Data records:
:::::
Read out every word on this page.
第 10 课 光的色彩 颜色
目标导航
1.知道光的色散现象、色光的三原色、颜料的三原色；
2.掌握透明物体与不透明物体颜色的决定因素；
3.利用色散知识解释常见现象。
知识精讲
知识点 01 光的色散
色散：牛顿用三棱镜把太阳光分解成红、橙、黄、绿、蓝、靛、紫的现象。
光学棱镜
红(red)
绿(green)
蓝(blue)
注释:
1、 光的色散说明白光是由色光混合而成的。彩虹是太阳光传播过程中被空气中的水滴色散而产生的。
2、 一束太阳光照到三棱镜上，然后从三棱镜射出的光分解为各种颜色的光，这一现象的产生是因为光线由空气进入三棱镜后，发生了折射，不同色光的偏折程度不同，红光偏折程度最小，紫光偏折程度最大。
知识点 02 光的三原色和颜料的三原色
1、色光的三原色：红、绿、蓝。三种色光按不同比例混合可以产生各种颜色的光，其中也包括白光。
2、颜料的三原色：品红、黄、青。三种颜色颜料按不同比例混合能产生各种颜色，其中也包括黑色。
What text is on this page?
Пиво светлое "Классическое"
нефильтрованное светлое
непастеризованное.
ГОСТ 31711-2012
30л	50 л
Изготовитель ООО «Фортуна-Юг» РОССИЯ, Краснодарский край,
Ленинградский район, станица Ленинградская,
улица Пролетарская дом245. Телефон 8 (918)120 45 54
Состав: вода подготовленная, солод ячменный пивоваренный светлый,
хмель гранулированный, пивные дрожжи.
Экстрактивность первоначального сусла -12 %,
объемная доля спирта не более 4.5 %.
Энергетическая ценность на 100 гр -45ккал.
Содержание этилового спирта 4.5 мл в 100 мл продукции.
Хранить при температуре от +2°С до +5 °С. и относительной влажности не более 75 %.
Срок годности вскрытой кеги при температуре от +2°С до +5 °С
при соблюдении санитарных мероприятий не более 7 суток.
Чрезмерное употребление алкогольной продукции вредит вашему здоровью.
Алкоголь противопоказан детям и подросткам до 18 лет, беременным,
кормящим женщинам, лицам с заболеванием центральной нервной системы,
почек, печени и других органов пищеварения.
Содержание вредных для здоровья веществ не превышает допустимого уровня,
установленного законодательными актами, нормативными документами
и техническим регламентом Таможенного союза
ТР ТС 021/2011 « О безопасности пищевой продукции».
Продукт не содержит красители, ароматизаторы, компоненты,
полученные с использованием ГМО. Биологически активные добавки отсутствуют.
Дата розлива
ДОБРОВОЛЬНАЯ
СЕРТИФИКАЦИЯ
:::::
### DIRECTIVE:
Above are the records; copy every line in them that holds the word "page".

### RESULT OF THIS TASK:
Read out every word on this page.
What text is on this page?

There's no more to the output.